Lo avevamo lasciato con il ritratto di Jacqueline Kennedy, presentato proprio qua a Venezia nel 2016, e aspettavamo The True American, ispirato ai fatti dell’11 settembre 2001. E invece, dopo la sorpresa di Neruda (2016), ecco che Pablo Larraín disattende di nuovo le aspettative del pubblico con un film apparentemente inclassificabile: all’uscita dalla sala qualcuno parla di “capolavoro”, altri di un “videoclip di un’ora e mezza”, altri si lanciano a rivederlo nella proiezione successiva.

◆ **Compito breve a**: Riporti come lista JSON di stringhe le righe dei record, dall'inizio fino alla riga con "The EM sources 220 is at (803, 223)." compresa, una stringa per riga e senza le righe vuote. Ometta le immagini dalla risposta.

◆ **Dati grezzi**:
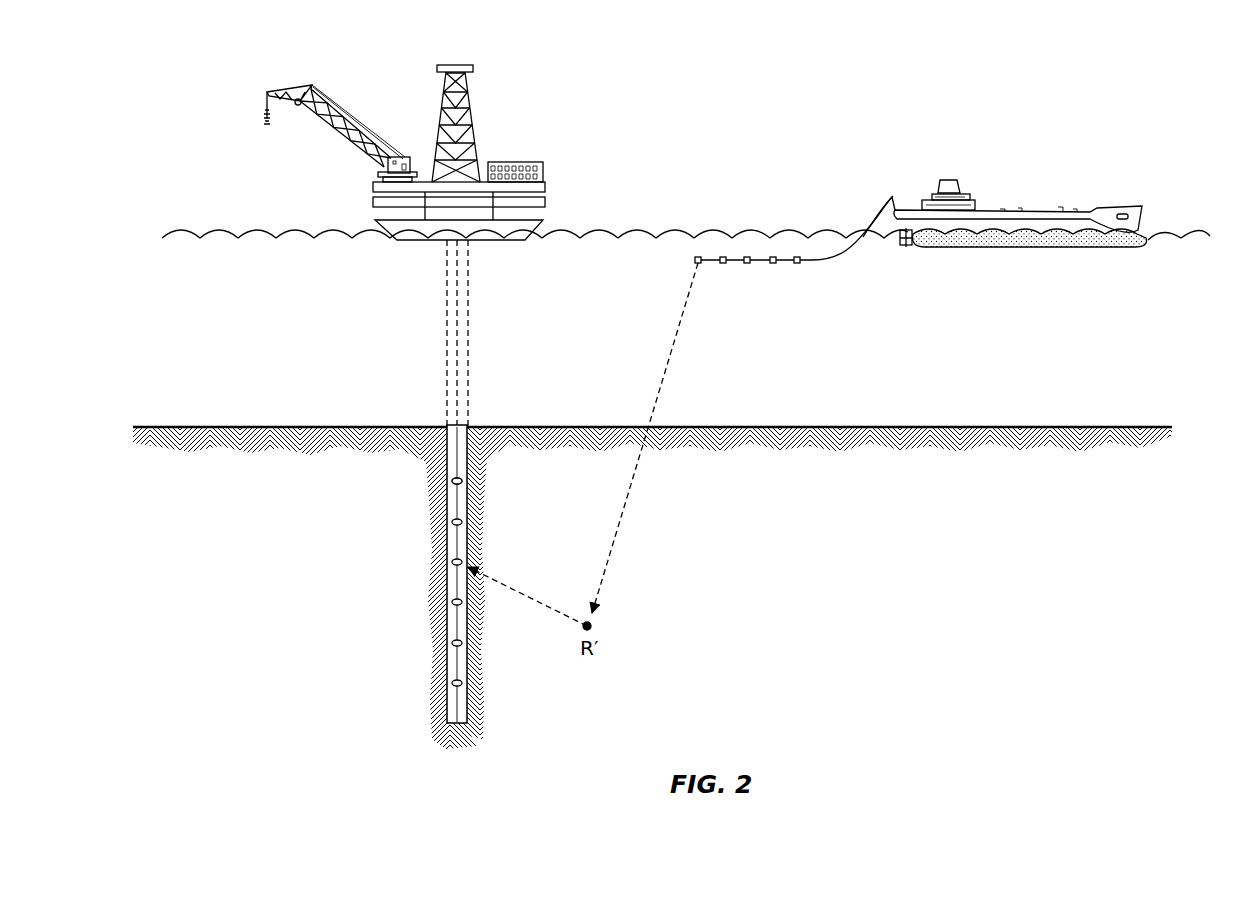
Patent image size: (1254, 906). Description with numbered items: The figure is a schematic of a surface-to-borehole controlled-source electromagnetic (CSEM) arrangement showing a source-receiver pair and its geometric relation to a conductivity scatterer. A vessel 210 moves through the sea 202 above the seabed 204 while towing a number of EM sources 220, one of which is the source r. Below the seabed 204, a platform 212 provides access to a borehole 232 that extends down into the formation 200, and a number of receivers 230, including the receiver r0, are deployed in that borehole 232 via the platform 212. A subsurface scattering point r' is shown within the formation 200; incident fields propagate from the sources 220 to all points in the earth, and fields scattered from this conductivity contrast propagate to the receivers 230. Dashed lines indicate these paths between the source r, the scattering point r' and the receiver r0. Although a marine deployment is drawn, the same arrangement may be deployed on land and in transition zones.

The formation 200 is at (724, 525).
The sea 202 is at (586, 340).
The seabed 204 is at (848, 427).
The vessel 210 is at (1008, 171).
The platform 212 is at (506, 127).
The EM sources 220 is at (803, 223).
The receivers 230 is at (425, 470).
The borehole 232 is at (468, 468).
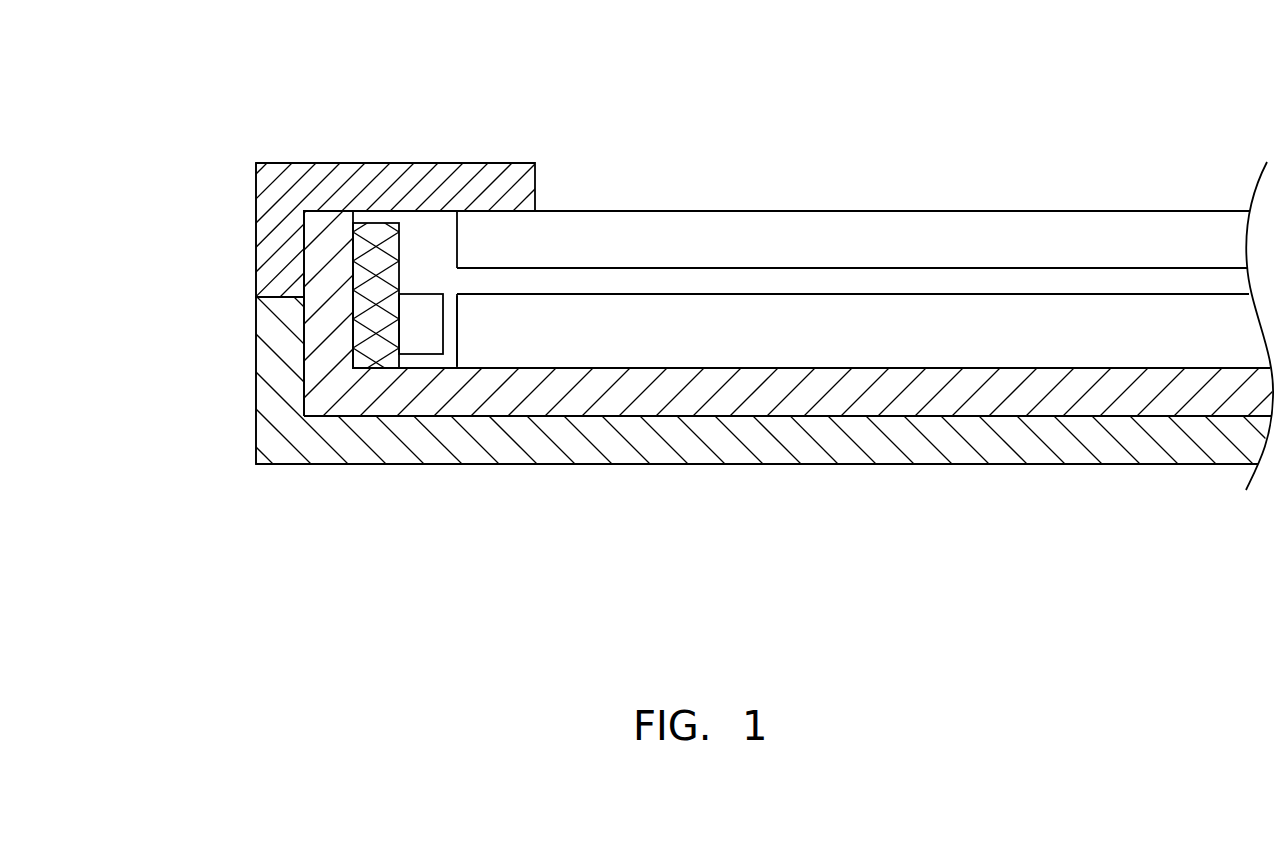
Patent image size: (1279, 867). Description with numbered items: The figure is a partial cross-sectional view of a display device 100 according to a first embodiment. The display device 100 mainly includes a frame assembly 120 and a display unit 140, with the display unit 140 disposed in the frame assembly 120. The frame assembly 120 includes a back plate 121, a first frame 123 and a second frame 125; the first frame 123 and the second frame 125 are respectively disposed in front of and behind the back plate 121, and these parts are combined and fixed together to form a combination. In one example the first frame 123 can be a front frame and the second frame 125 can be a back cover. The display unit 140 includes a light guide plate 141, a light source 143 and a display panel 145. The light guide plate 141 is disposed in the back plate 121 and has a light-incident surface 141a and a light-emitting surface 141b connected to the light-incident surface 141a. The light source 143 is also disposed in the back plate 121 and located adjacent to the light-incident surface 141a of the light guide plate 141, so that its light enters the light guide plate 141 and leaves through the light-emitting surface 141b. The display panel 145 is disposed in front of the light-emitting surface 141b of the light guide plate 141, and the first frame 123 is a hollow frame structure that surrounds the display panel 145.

◆ **Compito breve b**: Secondo il testo su Pablo Larraín, quale film ispirato ai fatti dell'11 settembre 2001 si aspettava dal regista?

◆ **Soluzione a**:
[
  "Patent image size: (1254, 906). Description with numbered items: The figure is a schematic of a surface-to-borehole controlled-source electromagnetic (CSEM) arrangement showing a source-receiver pair and its geometric relation to a conductivity scatterer. A vessel 210 moves through the sea 202 above the seabed 204 while towing a number of EM sources 220, one of which is the source r. Below the seabed 204, a platform 212 provides access to a borehole 232 that extends down into the formation 200, and a number of receivers 230, including the receiver r0, are deployed in that borehole 232 via the platform 212. A subsurface scattering point r' is shown within the formation 200; incident fields propagate from the sources 220 to all points in the earth, and fields scattered from this conductivity contrast propagate to the receivers 230. Dashed lines indicate these paths between the source r, the scattering point r' and the receiver r0. Although a marine deployment is drawn, the same arrangement may be deployed on land and in transition zones.",
  "The formation 200 is at (724, 525).",
  "The sea 202 is at (586, 340).",
  "The seabed 204 is at (848, 427).",
  "The vessel 210 is at (1008, 171).",
  "The platform 212 is at (506, 127).",
  "The EM sources 220 is at (803, 223)."
]

◆ **Soluzione b**: The True American.